▸ **MATERIAL FOR THIS TASK**:
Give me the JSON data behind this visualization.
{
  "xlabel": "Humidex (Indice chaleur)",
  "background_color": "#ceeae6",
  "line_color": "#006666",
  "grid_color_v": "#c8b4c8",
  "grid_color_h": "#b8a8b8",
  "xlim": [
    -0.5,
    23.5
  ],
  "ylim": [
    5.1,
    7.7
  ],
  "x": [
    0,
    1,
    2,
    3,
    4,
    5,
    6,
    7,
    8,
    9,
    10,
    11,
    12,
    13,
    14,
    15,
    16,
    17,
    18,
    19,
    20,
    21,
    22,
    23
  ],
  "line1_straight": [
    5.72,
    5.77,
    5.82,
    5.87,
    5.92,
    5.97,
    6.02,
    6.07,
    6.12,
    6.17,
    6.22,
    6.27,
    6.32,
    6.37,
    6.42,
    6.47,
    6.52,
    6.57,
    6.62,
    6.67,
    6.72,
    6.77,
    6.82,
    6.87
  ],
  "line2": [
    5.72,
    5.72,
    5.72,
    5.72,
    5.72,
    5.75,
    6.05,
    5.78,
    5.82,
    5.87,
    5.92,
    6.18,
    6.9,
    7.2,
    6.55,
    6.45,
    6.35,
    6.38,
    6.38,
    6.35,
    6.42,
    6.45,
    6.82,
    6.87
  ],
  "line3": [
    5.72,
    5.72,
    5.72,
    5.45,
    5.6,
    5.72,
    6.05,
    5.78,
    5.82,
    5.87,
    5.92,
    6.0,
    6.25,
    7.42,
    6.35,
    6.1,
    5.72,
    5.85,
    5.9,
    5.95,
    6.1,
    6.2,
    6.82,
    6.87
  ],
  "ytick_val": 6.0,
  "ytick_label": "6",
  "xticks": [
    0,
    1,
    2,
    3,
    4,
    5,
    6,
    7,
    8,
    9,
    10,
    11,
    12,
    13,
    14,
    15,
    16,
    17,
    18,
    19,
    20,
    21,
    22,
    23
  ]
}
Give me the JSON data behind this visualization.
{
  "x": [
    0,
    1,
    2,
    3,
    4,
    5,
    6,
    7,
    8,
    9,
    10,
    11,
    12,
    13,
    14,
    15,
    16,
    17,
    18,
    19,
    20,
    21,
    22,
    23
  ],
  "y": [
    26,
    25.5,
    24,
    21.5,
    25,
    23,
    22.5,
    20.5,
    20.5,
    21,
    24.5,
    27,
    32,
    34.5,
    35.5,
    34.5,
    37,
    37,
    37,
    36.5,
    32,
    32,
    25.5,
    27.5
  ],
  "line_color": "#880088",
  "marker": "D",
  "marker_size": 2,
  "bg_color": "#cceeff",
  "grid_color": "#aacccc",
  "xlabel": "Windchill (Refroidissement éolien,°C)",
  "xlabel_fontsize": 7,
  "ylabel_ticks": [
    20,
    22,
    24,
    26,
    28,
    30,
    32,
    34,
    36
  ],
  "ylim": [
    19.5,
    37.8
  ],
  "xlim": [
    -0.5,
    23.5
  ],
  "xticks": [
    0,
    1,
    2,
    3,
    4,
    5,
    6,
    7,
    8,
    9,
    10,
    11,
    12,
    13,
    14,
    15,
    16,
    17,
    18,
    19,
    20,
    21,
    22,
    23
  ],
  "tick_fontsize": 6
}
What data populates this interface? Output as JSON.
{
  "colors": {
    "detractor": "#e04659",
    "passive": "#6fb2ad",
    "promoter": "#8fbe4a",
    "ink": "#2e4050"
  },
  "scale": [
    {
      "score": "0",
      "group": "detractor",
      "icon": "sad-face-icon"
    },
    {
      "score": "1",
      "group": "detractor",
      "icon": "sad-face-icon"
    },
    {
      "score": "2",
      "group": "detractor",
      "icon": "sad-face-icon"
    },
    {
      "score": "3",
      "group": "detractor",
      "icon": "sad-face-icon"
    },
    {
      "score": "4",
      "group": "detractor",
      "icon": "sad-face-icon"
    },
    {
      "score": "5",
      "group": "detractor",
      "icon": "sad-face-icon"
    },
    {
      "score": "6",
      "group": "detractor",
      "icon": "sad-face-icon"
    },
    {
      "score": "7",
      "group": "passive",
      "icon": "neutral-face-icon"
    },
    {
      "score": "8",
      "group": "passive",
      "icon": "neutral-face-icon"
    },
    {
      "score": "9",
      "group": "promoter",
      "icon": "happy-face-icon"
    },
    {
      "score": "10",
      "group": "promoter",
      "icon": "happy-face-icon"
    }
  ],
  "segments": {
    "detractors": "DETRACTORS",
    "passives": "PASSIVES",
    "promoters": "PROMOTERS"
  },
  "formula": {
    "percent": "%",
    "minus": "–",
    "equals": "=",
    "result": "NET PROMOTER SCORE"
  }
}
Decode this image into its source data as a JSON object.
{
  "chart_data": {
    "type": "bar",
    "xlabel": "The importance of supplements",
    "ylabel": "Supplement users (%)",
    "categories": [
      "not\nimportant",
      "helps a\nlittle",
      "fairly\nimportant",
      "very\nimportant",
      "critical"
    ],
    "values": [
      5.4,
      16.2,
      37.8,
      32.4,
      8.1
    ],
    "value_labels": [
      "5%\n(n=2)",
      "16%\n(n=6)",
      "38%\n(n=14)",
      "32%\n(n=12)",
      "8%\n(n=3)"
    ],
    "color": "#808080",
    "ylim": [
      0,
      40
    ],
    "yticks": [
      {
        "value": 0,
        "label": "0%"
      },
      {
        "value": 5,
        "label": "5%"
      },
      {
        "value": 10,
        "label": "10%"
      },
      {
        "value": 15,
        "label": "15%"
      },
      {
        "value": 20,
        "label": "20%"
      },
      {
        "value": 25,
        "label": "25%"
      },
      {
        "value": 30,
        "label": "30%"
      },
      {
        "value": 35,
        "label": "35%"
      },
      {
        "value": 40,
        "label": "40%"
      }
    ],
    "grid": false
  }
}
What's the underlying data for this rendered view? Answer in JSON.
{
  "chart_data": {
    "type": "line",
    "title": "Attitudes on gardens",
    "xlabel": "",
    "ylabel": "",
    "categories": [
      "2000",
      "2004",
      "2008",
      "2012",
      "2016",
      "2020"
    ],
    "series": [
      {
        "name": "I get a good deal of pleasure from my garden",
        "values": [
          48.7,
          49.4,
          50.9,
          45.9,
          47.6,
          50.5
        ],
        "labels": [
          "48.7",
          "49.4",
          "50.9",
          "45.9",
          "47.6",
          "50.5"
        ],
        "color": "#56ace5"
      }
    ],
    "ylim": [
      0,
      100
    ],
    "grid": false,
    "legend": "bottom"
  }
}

▸ **EXERCISE PROMPT**:
Report every line in the data above in which the word "nimportant" appears.

▸ **EXERCISE RESULT**:
      "not\nimportant",
      "fairly\nimportant",
      "very\nimportant",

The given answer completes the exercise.